## Task goal
Gather up every line from the entries below that uses the word "имеется".

## Records shown
################
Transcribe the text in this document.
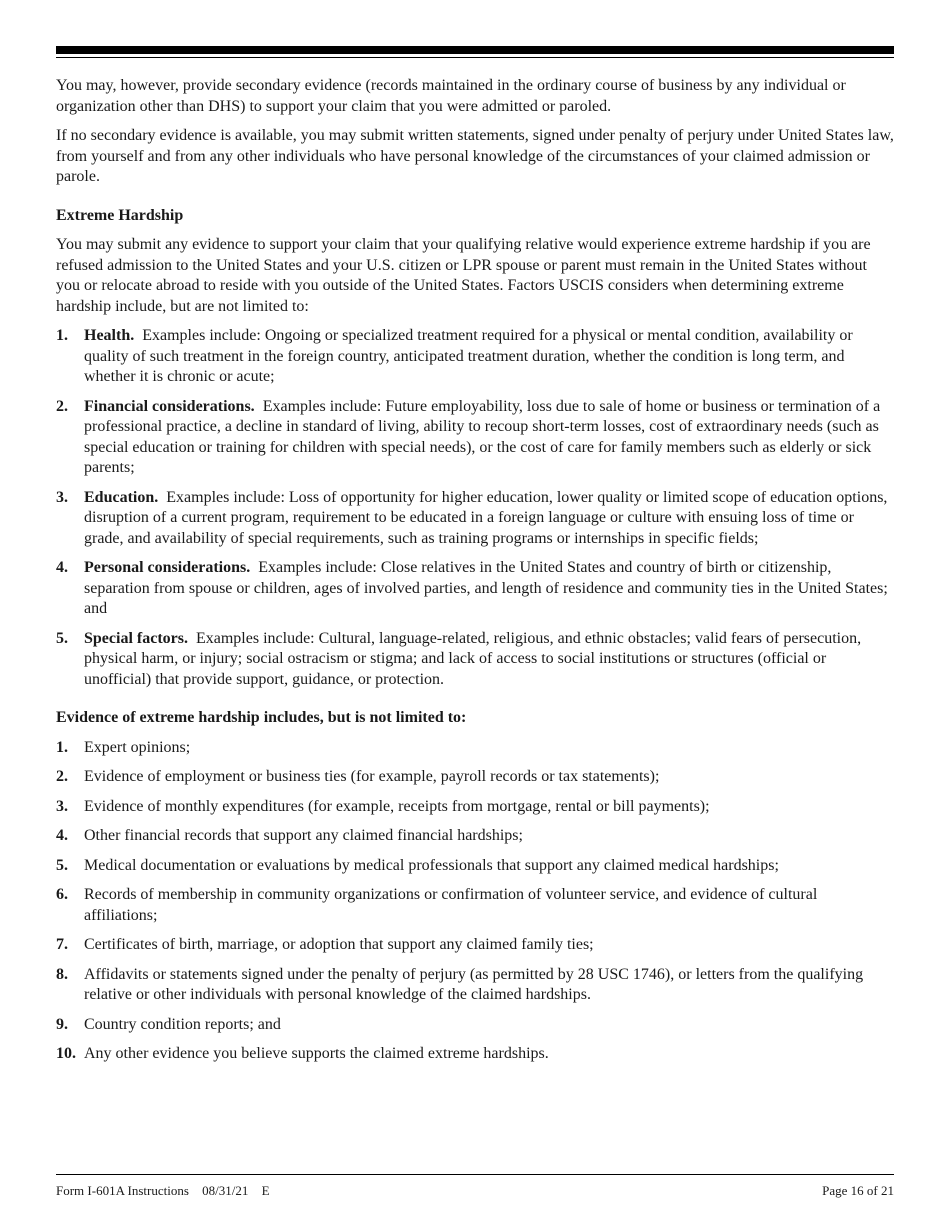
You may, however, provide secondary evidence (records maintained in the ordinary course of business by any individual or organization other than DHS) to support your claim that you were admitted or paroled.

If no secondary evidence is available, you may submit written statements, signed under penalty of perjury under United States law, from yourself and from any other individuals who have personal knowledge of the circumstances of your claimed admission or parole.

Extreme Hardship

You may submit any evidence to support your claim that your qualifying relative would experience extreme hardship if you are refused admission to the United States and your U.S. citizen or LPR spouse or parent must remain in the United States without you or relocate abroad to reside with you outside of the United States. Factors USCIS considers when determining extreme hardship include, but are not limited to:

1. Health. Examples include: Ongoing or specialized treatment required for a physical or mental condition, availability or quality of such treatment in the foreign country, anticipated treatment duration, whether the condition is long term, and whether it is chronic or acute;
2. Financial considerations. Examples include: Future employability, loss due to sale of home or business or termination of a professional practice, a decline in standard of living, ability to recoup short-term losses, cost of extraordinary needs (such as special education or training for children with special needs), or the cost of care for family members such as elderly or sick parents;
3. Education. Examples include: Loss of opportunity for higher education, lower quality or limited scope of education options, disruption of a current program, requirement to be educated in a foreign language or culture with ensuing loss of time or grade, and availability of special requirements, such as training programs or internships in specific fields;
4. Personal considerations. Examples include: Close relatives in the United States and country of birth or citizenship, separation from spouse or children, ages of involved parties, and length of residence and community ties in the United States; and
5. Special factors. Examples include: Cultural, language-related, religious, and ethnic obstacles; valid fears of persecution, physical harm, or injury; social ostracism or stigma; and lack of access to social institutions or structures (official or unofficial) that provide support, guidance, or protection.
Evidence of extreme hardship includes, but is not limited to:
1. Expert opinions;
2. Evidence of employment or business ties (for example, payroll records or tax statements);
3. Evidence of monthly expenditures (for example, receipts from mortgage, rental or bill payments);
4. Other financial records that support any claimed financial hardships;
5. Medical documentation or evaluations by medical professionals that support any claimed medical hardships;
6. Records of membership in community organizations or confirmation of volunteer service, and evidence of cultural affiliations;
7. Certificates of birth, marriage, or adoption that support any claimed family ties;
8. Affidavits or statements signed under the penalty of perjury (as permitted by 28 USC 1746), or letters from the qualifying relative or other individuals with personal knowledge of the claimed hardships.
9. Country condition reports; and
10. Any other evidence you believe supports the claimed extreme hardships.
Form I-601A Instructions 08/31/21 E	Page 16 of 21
################
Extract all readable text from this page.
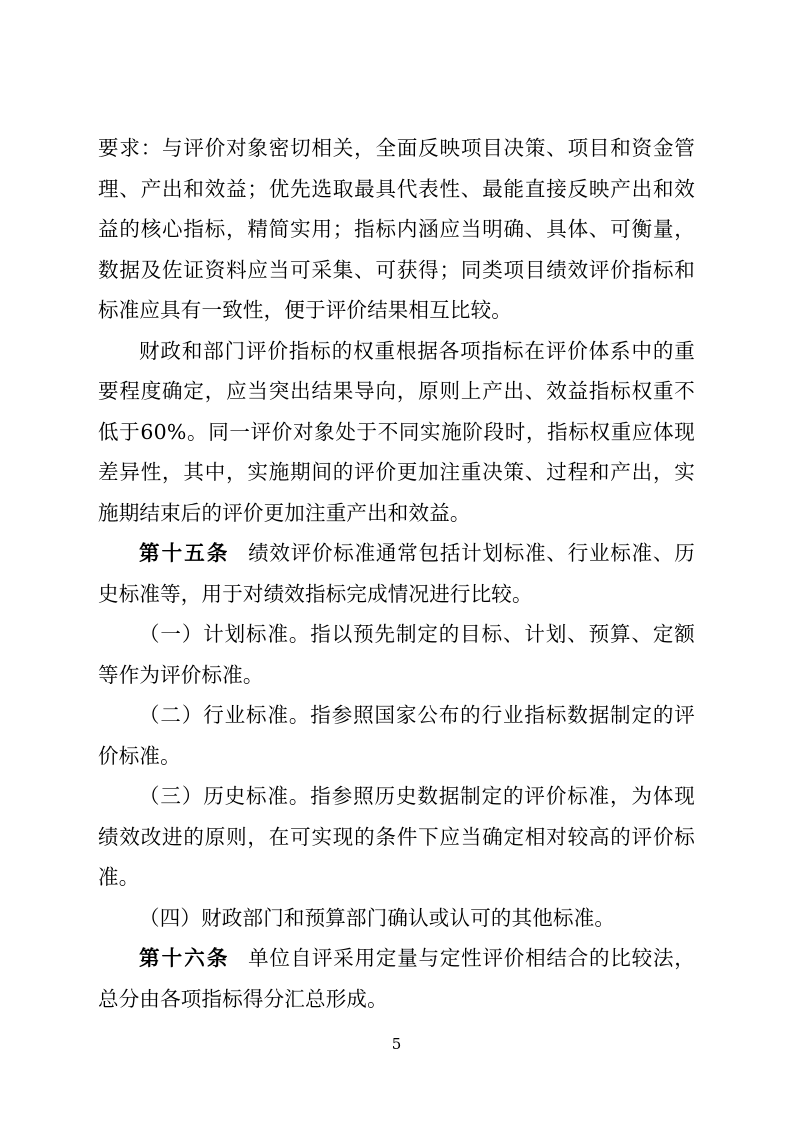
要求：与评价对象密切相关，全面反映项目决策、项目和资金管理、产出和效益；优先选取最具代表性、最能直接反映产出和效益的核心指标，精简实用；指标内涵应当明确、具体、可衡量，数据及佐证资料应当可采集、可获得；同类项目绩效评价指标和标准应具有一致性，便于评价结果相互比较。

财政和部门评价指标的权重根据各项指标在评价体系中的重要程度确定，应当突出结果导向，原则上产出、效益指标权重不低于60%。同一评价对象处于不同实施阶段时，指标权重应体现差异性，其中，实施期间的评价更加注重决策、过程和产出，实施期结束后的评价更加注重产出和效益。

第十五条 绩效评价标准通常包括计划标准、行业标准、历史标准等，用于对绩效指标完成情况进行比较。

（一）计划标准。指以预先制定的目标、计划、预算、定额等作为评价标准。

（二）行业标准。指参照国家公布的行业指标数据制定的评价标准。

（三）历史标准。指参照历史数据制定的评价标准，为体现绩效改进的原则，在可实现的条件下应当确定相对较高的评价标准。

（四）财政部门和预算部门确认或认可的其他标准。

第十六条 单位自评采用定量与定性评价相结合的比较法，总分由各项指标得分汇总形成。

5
################
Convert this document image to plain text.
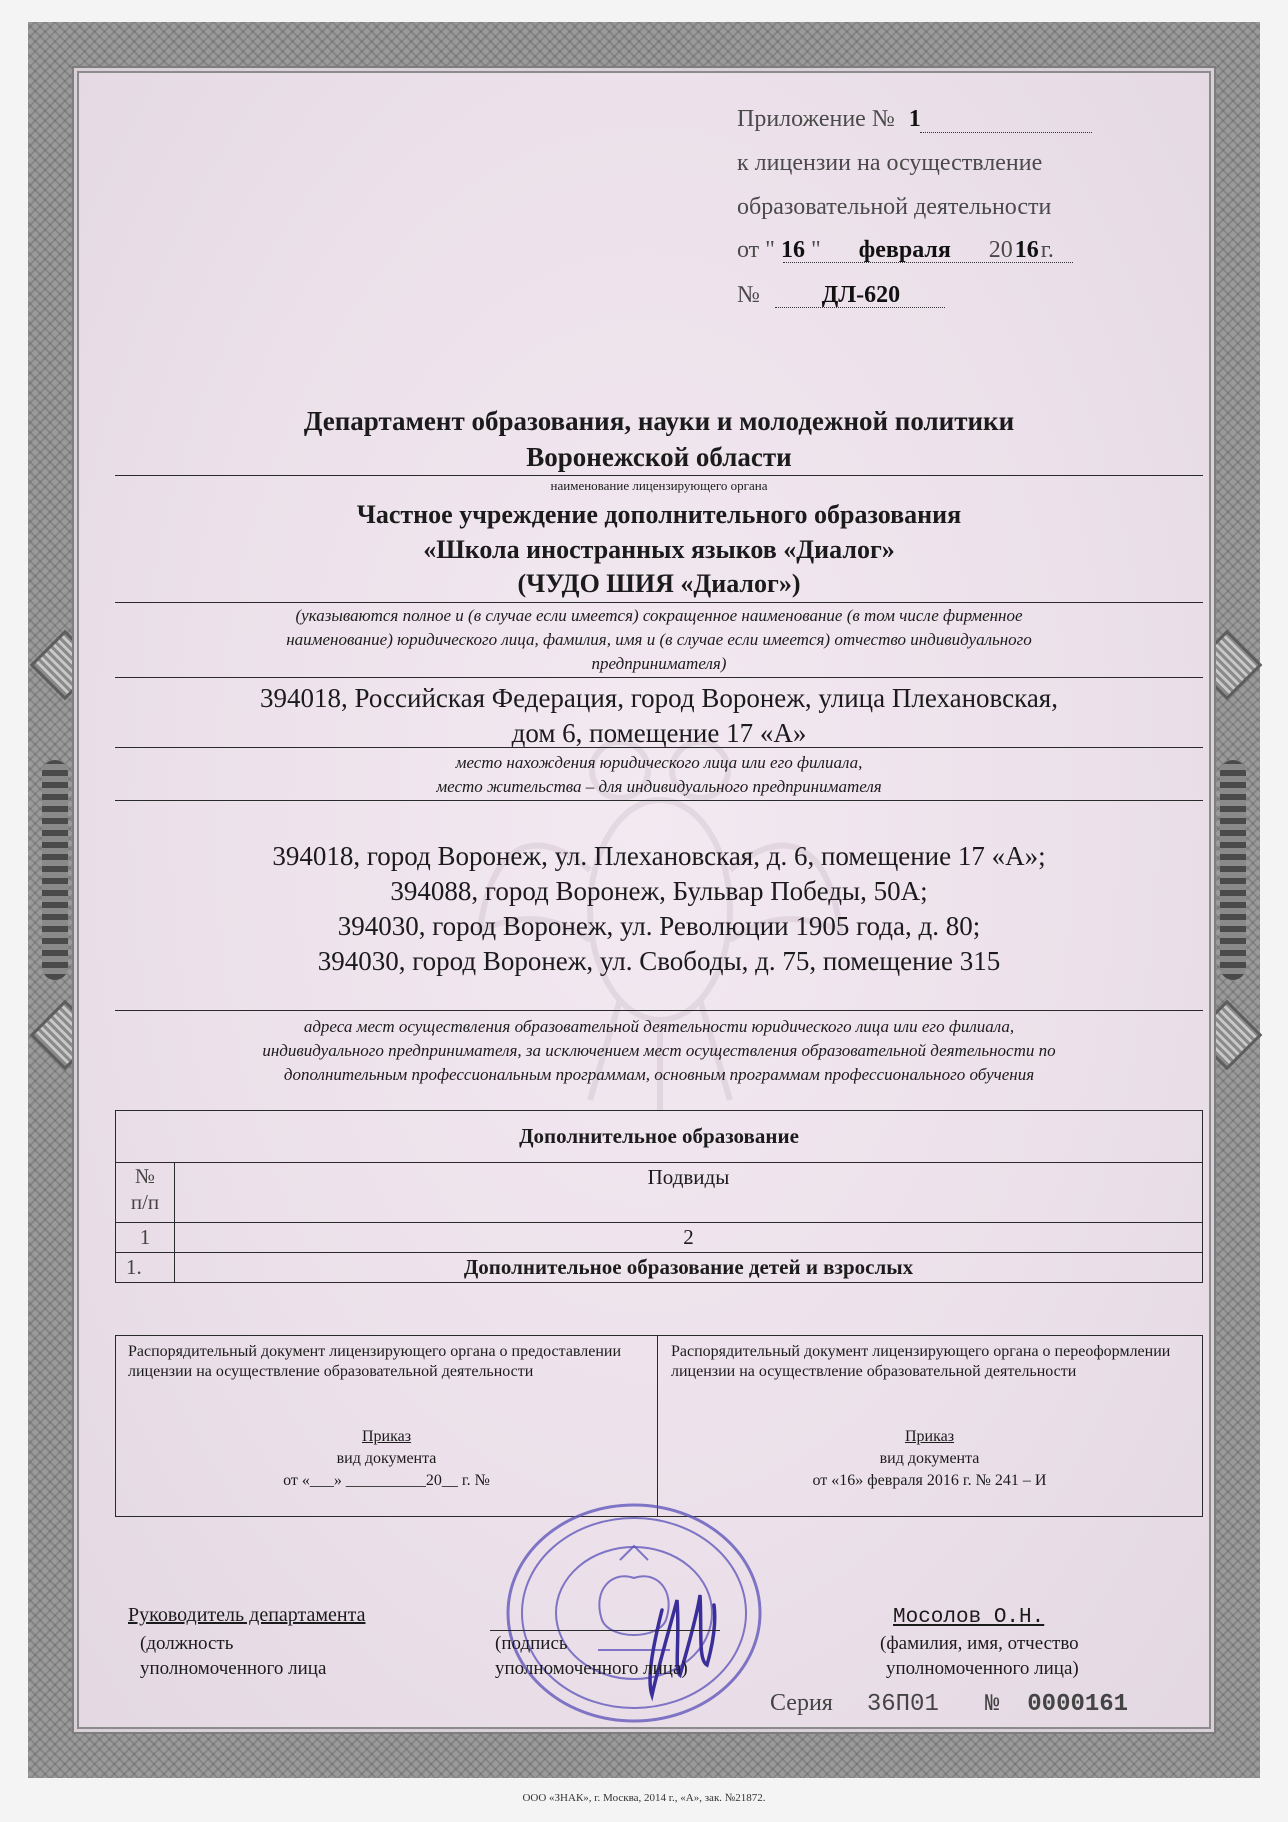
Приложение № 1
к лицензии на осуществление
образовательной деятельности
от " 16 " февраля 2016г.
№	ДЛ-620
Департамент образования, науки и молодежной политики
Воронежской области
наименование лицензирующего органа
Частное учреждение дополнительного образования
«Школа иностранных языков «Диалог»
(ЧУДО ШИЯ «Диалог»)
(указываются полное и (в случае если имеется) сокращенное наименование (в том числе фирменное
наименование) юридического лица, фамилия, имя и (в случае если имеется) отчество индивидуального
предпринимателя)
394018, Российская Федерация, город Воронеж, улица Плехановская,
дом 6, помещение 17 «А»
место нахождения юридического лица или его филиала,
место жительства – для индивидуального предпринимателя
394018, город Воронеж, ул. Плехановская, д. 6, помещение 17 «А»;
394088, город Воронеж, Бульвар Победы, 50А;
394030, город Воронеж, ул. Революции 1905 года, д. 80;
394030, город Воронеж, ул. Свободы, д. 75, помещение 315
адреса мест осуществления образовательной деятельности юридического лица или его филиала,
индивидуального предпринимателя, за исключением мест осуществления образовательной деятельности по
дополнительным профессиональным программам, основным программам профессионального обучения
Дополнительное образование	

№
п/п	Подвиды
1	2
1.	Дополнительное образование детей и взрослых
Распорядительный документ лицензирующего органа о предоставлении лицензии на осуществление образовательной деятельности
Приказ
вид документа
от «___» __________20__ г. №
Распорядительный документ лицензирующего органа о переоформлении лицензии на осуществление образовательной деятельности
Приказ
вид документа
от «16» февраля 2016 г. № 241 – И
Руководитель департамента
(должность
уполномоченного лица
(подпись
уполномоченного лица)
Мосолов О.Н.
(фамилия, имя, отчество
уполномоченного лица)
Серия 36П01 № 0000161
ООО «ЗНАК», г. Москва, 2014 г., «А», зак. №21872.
################
## Written response
(указываются полное и (в случае если имеется) сокращенное наименование (в том числе фирменное
наименование) юридического лица, фамилия, имя и (в случае если имеется) отчество индивидуального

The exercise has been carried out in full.